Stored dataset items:
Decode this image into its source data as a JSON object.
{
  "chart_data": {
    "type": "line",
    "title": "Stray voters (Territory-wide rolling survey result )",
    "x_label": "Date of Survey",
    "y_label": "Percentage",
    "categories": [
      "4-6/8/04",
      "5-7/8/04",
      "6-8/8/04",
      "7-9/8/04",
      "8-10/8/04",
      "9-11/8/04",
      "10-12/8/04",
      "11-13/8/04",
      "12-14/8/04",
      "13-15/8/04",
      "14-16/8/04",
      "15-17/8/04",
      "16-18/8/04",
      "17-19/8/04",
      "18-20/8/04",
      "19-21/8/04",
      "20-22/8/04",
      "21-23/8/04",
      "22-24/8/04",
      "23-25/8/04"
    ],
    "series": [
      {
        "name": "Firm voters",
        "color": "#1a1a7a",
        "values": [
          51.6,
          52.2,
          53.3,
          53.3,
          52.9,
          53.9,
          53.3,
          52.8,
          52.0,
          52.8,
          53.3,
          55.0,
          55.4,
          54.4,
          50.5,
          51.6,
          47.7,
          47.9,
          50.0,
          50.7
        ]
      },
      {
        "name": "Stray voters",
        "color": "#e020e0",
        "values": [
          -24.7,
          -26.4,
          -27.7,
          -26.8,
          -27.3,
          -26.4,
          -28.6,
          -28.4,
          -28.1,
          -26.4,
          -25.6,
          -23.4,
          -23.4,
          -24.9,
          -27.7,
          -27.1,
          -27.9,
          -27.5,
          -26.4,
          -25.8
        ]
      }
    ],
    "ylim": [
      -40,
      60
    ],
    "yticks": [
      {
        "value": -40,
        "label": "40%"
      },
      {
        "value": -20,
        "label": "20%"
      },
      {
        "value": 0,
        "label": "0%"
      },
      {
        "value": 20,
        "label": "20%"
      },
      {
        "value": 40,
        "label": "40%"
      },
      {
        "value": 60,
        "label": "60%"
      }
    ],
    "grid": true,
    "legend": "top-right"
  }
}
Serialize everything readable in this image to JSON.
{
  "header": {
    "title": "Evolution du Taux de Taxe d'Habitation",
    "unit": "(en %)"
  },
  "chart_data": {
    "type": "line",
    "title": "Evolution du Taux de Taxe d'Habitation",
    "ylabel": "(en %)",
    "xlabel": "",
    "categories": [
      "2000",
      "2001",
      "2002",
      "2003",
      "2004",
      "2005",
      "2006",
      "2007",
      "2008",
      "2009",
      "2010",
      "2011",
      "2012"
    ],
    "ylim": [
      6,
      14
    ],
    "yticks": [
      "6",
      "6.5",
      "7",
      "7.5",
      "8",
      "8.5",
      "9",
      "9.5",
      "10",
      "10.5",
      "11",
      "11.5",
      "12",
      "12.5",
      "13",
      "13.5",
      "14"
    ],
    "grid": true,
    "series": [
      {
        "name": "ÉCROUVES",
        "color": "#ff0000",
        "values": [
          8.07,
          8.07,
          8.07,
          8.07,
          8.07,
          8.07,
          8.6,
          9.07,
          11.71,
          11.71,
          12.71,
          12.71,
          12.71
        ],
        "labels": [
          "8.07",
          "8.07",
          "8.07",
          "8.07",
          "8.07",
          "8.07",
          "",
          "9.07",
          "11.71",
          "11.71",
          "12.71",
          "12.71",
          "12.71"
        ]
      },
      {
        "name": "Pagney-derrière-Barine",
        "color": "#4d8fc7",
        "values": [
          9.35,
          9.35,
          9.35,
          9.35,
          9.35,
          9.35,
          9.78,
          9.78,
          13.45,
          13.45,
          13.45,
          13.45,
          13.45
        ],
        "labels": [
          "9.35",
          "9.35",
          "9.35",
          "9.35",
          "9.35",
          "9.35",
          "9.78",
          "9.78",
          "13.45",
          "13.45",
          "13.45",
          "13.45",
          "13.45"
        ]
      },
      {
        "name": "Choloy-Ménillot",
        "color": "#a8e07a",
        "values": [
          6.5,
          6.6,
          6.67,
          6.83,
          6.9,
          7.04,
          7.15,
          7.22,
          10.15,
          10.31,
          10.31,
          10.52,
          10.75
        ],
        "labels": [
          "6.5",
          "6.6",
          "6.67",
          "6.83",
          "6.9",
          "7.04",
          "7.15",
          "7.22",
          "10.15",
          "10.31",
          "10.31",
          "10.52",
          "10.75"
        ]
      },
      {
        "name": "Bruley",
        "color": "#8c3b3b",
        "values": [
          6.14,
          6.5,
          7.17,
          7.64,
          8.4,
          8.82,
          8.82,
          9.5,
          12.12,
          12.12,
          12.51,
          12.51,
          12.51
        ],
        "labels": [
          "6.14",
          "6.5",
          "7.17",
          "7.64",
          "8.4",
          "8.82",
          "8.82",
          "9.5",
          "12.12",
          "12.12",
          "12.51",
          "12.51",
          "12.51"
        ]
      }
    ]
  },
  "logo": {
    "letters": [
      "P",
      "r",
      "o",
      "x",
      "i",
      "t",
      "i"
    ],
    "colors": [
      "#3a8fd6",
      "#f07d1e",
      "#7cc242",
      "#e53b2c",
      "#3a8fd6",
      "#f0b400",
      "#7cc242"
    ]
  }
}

GOAL OF THE EXERCISE:
Quote every record above exactly.

EXERCISE SOLUTION:
Decode this image into its source data as a JSON object.
{
  "chart_data": {
    "type": "line",
    "title": "Stray voters (Territory-wide rolling survey result )",
    "x_label": "Date of Survey",
    "y_label": "Percentage",
    "categories": [
      "4-6/8/04",
      "5-7/8/04",
      "6-8/8/04",
      "7-9/8/04",
      "8-10/8/04",
      "9-11/8/04",
      "10-12/8/04",
      "11-13/8/04",
      "12-14/8/04",
      "13-15/8/04",
      "14-16/8/04",
      "15-17/8/04",
      "16-18/8/04",
      "17-19/8/04",
      "18-20/8/04",
      "19-21/8/04",
      "20-22/8/04",
      "21-23/8/04",
      "22-24/8/04",
      "23-25/8/04"
    ],
    "series": [
      {
        "name": "Firm voters",
        "color": "#1a1a7a",
        "values": [
          51.6,
          52.2,
          53.3,
          53.3,
          52.9,
          53.9,
          53.3,
          52.8,
          52.0,
          52.8,
          53.3,
          55.0,
          55.4,
          54.4,
          50.5,
          51.6,
          47.7,
          47.9,
          50.0,
          50.7
        ]
      },
      {
        "name": "Stray voters",
        "color": "#e020e0",
        "values": [
          -24.7,
          -26.4,
          -27.7,
          -26.8,
          -27.3,
          -26.4,
          -28.6,
          -28.4,
          -28.1,
          -26.4,
          -25.6,
          -23.4,
          -23.4,
          -24.9,
          -27.7,
          -27.1,
          -27.9,
          -27.5,
          -26.4,
          -25.8
        ]
      }
    ],
    "ylim": [
      -40,
      60
    ],
    "yticks": [
      {
        "value": -40,
        "label": "40%"
      },
      {
        "value": -20,
        "label": "20%"
      },
      {
        "value": 0,
        "label": "0%"
      },
      {
        "value": 20,
        "label": "20%"
      },
      {
        "value": 40,
        "label": "40%"
      },
      {
        "value": 60,
        "label": "60%"
      }
    ],
    "grid": true,
    "legend": "top-right"
  }
}
Serialize everything readable in this image to JSON.
{
  "header": {
    "title": "Evolution du Taux de Taxe d'Habitation",
    "unit": "(en %)"
  },
  "chart_data": {
    "type": "line",
    "title": "Evolution du Taux de Taxe d'Habitation",
    "ylabel": "(en %)",
    "xlabel": "",
    "categories": [
      "2000",
      "2001",
      "2002",
      "2003",
      "2004",
      "2005",
      "2006",
      "2007",
      "2008",
      "2009",
      "2010",
      "2011",
      "2012"
    ],
    "ylim": [
      6,
      14
    ],
    "yticks": [
      "6",
      "6.5",
      "7",
      "7.5",
      "8",
      "8.5",
      "9",
      "9.5",
      "10",
      "10.5",
      "11",
      "11.5",
      "12",
      "12.5",
      "13",
      "13.5",
      "14"
    ],
    "grid": true,
    "series": [
      {
        "name": "ÉCROUVES",
        "color": "#ff0000",
        "values": [
          8.07,
          8.07,
          8.07,
          8.07,
          8.07,
          8.07,
          8.6,
          9.07,
          11.71,
          11.71,
          12.71,
          12.71,
          12.71
        ],
        "labels": [
          "8.07",
          "8.07",
          "8.07",
          "8.07",
          "8.07",
          "8.07",
          "",
          "9.07",
          "11.71",
          "11.71",
          "12.71",
          "12.71",
          "12.71"
        ]
      },
      {
        "name": "Pagney-derrière-Barine",
        "color": "#4d8fc7",
        "values": [
          9.35,
          9.35,
          9.35,
          9.35,
          9.35,
          9.35,
          9.78,
          9.78,
          13.45,
          13.45,
          13.45,
          13.45,
          13.45
        ],
        "labels": [
          "9.35",
          "9.35",
          "9.35",
          "9.35",
          "9.35",
          "9.35",
          "9.78",
          "9.78",
          "13.45",
          "13.45",
          "13.45",
          "13.45",
          "13.45"
        ]
      },
      {
        "name": "Choloy-Ménillot",
        "color": "#a8e07a",
        "values": [
          6.5,
          6.6,
          6.67,
          6.83,
          6.9,
          7.04,
          7.15,
          7.22,
          10.15,
          10.31,
          10.31,
          10.52,
          10.75
        ],
        "labels": [
          "6.5",
          "6.6",
          "6.67",
          "6.83",
          "6.9",
          "7.04",
          "7.15",
          "7.22",
          "10.15",
          "10.31",
          "10.31",
          "10.52",
          "10.75"
        ]
      },
      {
        "name": "Bruley",
        "color": "#8c3b3b",
        "values": [
          6.14,
          6.5,
          7.17,
          7.64,
          8.4,
          8.82,
          8.82,
          9.5,
          12.12,
          12.12,
          12.51,
          12.51,
          12.51
        ],
        "labels": [
          "6.14",
          "6.5",
          "7.17",
          "7.64",
          "8.4",
          "8.82",
          "8.82",
          "9.5",
          "12.12",
          "12.12",
          "12.51",
          "12.51",
          "12.51"
        ]
      }
    ]
  },
  "logo": {
    "letters": [
      "P",
      "r",
      "o",
      "x",
      "i",
      "t",
      "i"
    ],
    "colors": [
      "#3a8fd6",
      "#f07d1e",
      "#7cc242",
      "#e53b2c",
      "#3a8fd6",
      "#f0b400",
      "#7cc242"
    ]
  }
}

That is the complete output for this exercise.